• WRITTEN INSTRUCTION: Go through the data below. List every line that holds the word "into".

• MATERIALS PROVIDED:
<<<<
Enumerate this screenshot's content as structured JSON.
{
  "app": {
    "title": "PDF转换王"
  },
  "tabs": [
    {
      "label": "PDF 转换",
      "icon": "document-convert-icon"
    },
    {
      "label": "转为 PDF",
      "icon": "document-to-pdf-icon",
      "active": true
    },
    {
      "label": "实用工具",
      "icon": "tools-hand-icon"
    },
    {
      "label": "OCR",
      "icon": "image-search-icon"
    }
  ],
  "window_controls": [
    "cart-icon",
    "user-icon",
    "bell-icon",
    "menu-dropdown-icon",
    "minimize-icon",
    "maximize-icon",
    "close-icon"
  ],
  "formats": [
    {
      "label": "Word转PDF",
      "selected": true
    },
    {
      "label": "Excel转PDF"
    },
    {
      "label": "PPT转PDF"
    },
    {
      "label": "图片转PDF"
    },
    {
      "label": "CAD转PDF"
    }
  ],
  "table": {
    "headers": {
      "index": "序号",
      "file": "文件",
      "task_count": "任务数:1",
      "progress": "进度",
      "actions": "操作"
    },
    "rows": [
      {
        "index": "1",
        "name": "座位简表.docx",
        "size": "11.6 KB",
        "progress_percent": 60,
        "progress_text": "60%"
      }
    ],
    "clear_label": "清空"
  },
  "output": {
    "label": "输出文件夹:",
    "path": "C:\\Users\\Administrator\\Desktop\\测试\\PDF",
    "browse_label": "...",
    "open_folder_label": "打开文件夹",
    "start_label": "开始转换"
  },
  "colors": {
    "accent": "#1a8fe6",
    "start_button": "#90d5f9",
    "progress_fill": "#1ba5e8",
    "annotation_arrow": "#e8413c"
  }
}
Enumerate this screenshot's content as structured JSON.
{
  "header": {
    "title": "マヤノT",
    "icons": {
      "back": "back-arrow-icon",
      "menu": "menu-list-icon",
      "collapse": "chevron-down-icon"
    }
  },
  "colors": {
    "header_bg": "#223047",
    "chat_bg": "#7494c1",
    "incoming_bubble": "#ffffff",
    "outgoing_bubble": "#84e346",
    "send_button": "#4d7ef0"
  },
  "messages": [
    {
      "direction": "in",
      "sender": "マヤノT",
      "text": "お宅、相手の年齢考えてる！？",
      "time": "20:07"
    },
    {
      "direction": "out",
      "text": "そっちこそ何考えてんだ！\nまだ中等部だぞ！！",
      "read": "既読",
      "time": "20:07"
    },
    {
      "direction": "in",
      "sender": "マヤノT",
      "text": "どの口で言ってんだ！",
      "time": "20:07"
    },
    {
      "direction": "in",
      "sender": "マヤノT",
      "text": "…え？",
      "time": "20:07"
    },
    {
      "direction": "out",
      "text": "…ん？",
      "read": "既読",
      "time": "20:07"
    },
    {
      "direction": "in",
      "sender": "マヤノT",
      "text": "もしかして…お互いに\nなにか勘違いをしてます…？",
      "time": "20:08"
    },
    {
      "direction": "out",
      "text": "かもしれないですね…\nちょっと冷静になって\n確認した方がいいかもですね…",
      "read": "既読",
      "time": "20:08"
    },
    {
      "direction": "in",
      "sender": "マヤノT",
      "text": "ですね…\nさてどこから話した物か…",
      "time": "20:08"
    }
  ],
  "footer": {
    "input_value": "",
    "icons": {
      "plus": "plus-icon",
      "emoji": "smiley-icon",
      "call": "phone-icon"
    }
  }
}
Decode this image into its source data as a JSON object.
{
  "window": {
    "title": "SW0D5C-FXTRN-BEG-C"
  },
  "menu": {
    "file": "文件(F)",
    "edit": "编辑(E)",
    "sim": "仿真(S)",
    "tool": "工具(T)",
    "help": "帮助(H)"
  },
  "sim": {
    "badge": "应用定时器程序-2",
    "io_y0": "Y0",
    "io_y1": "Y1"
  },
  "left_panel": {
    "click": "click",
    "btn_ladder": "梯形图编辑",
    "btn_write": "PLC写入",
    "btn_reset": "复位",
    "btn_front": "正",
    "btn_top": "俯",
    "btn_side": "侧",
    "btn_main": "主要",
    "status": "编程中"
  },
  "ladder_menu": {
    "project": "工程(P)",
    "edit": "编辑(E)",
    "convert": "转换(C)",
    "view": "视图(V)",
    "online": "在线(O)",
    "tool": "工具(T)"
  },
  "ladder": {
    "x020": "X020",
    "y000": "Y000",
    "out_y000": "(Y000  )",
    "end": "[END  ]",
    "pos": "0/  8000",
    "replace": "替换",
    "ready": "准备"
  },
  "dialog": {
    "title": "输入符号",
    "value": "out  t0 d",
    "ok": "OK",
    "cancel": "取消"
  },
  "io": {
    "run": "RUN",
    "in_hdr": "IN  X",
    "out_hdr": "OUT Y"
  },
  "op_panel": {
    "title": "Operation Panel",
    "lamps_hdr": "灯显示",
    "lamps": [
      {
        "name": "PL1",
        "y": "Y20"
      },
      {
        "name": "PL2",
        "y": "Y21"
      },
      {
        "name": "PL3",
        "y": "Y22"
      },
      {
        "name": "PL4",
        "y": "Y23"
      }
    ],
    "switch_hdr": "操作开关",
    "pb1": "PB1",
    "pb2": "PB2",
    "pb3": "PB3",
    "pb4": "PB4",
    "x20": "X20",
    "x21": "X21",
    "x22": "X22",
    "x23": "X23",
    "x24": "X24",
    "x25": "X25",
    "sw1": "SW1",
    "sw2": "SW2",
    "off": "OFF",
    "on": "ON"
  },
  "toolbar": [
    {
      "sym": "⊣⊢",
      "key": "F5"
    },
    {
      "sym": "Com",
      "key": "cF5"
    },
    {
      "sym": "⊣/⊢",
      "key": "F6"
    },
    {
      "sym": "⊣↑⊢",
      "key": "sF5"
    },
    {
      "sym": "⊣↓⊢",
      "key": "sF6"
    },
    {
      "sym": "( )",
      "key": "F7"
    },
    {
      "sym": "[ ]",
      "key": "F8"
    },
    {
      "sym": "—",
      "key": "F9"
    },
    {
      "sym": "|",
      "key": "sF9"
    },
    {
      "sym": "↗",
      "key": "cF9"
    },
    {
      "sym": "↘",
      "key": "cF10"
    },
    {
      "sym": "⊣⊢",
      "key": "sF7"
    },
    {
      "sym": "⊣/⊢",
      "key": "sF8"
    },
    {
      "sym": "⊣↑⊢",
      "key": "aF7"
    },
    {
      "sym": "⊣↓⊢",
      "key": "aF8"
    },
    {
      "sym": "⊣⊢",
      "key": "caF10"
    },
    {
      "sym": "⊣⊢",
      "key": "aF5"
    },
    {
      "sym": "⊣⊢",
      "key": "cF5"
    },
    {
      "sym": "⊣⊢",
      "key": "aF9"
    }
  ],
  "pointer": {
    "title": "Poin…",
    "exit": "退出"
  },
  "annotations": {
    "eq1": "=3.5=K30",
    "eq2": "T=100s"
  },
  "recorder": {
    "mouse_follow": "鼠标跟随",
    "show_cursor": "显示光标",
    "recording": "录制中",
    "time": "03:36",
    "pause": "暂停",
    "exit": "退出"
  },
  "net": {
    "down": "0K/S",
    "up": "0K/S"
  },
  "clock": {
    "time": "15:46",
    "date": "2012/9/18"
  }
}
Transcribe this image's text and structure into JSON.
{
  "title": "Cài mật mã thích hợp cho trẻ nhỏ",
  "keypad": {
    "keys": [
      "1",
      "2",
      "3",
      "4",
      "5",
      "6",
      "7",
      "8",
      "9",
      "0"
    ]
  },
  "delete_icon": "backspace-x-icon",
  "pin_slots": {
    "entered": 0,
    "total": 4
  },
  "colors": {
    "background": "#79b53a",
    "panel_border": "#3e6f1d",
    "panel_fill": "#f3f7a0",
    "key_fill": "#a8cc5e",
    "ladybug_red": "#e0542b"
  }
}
>>>>
• CORRECT ANSWER:
Decode this image into its source data as a JSON object.
Transcribe this image's text and structure into JSON.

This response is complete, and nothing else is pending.